Instructions for the task
Would you copy out the whole listing exactly as given?

-- start Source material --

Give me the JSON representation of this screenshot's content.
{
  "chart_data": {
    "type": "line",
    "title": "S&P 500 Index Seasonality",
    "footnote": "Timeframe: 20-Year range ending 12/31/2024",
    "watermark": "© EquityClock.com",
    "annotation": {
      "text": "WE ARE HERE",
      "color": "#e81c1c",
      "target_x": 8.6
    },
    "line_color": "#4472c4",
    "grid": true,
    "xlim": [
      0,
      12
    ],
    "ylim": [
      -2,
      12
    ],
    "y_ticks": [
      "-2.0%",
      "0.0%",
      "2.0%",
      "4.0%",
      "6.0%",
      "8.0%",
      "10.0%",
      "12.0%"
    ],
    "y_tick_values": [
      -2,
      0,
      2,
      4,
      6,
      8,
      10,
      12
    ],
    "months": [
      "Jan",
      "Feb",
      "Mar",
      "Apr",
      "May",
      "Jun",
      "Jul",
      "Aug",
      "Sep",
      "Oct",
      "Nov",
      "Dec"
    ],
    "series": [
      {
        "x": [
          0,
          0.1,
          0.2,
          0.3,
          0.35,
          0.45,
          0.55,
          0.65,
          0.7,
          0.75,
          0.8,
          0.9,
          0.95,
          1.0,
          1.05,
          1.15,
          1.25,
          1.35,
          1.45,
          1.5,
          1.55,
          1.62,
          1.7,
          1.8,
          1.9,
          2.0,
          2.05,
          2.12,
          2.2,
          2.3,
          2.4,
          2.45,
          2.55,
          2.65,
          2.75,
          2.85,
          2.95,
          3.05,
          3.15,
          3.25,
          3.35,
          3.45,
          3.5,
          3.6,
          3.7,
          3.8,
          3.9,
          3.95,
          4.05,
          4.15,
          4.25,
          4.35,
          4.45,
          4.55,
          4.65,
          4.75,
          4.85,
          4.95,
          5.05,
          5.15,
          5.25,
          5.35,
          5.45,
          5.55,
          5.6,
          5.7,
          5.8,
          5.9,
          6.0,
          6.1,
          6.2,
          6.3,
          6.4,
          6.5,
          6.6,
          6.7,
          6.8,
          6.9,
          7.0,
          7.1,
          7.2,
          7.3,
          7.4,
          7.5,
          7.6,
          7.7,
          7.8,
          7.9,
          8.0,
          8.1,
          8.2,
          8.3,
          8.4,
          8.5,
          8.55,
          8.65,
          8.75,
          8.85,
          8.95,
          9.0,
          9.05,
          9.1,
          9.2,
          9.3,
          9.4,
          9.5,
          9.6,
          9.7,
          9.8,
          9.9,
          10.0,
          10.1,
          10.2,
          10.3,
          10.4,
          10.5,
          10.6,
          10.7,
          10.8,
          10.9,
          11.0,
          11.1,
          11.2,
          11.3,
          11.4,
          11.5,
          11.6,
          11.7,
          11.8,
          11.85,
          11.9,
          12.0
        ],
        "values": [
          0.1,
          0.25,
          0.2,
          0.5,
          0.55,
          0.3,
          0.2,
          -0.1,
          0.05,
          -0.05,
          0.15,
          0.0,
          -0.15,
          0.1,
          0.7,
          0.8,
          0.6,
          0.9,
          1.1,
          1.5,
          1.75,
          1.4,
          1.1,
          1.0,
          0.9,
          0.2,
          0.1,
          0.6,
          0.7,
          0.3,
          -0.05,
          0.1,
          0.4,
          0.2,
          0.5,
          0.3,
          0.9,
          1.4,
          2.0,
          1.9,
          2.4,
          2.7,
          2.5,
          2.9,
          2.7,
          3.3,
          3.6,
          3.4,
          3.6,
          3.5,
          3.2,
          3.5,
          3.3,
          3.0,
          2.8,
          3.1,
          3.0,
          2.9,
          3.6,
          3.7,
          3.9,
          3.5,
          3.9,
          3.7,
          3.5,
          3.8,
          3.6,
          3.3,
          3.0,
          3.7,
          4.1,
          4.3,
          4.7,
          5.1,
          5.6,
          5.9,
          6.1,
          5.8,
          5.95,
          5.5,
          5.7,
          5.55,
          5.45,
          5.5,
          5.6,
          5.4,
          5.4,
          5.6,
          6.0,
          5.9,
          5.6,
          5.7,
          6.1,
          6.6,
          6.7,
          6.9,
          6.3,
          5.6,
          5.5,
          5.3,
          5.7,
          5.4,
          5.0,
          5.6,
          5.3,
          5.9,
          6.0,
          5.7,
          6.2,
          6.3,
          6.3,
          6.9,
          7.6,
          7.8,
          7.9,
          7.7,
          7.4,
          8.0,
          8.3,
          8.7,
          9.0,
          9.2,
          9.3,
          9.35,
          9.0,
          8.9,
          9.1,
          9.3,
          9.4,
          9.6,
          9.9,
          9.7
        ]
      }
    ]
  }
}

-- end Source material --

Task output
Give me the JSON representation of this screenshot's content.
{
  "chart_data": {
    "type": "line",
    "title": "S&P 500 Index Seasonality",
    "footnote": "Timeframe: 20-Year range ending 12/31/2024",
    "watermark": "© EquityClock.com",
    "annotation": {
      "text": "WE ARE HERE",
      "color": "#e81c1c",
      "target_x": 8.6
    },
    "line_color": "#4472c4",
    "grid": true,
    "xlim": [
      0,
      12
    ],
    "ylim": [
      -2,
      12
    ],
    "y_ticks": [
      "-2.0%",
      "0.0%",
      "2.0%",
      "4.0%",
      "6.0%",
      "8.0%",
      "10.0%",
      "12.0%"
    ],
    "y_tick_values": [
      -2,
      0,
      2,
      4,
      6,
      8,
      10,
      12
    ],
    "months": [
      "Jan",
      "Feb",
      "Mar",
      "Apr",
      "May",
      "Jun",
      "Jul",
      "Aug",
      "Sep",
      "Oct",
      "Nov",
      "Dec"
    ],
    "series": [
      {
        "x": [
          0,
          0.1,
          0.2,
          0.3,
          0.35,
          0.45,
          0.55,
          0.65,
          0.7,
          0.75,
          0.8,
          0.9,
          0.95,
          1.0,
          1.05,
          1.15,
          1.25,
          1.35,
          1.45,
          1.5,
          1.55,
          1.62,
          1.7,
          1.8,
          1.9,
          2.0,
          2.05,
          2.12,
          2.2,
          2.3,
          2.4,
          2.45,
          2.55,
          2.65,
          2.75,
          2.85,
          2.95,
          3.05,
          3.15,
          3.25,
          3.35,
          3.45,
          3.5,
          3.6,
          3.7,
          3.8,
          3.9,
          3.95,
          4.05,
          4.15,
          4.25,
          4.35,
          4.45,
          4.55,
          4.65,
          4.75,
          4.85,
          4.95,
          5.05,
          5.15,
          5.25,
          5.35,
          5.45,
          5.55,
          5.6,
          5.7,
          5.8,
          5.9,
          6.0,
          6.1,
          6.2,
          6.3,
          6.4,
          6.5,
          6.6,
          6.7,
          6.8,
          6.9,
          7.0,
          7.1,
          7.2,
          7.3,
          7.4,
          7.5,
          7.6,
          7.7,
          7.8,
          7.9,
          8.0,
          8.1,
          8.2,
          8.3,
          8.4,
          8.5,
          8.55,
          8.65,
          8.75,
          8.85,
          8.95,
          9.0,
          9.05,
          9.1,
          9.2,
          9.3,
          9.4,
          9.5,
          9.6,
          9.7,
          9.8,
          9.9,
          10.0,
          10.1,
          10.2,
          10.3,
          10.4,
          10.5,
          10.6,
          10.7,
          10.8,
          10.9,
          11.0,
          11.1,
          11.2,
          11.3,
          11.4,
          11.5,
          11.6,
          11.7,
          11.8,
          11.85,
          11.9,
          12.0
        ],
        "values": [
          0.1,
          0.25,
          0.2,
          0.5,
          0.55,
          0.3,
          0.2,
          -0.1,
          0.05,
          -0.05,
          0.15,
          0.0,
          -0.15,
          0.1,
          0.7,
          0.8,
          0.6,
          0.9,
          1.1,
          1.5,
          1.75,
          1.4,
          1.1,
          1.0,
          0.9,
          0.2,
          0.1,
          0.6,
          0.7,
          0.3,
          -0.05,
          0.1,
          0.4,
          0.2,
          0.5,
          0.3,
          0.9,
          1.4,
          2.0,
          1.9,
          2.4,
          2.7,
          2.5,
          2.9,
          2.7,
          3.3,
          3.6,
          3.4,
          3.6,
          3.5,
          3.2,
          3.5,
          3.3,
          3.0,
          2.8,
          3.1,
          3.0,
          2.9,
          3.6,
          3.7,
          3.9,
          3.5,
          3.9,
          3.7,
          3.5,
          3.8,
          3.6,
          3.3,
          3.0,
          3.7,
          4.1,
          4.3,
          4.7,
          5.1,
          5.6,
          5.9,
          6.1,
          5.8,
          5.95,
          5.5,
          5.7,
          5.55,
          5.45,
          5.5,
          5.6,
          5.4,
          5.4,
          5.6,
          6.0,
          5.9,
          5.6,
          5.7,
          6.1,
          6.6,
          6.7,
          6.9,
          6.3,
          5.6,
          5.5,
          5.3,
          5.7,
          5.4,
          5.0,
          5.6,
          5.3,
          5.9,
          6.0,
          5.7,
          6.2,
          6.3,
          6.3,
          6.9,
          7.6,
          7.8,
          7.9,
          7.7,
          7.4,
          8.0,
          8.3,
          8.7,
          9.0,
          9.2,
          9.3,
          9.35,
          9.0,
          8.9,
          9.1,
          9.3,
          9.4,
          9.6,
          9.9,
          9.7
        ]
      }
    ]
  }
}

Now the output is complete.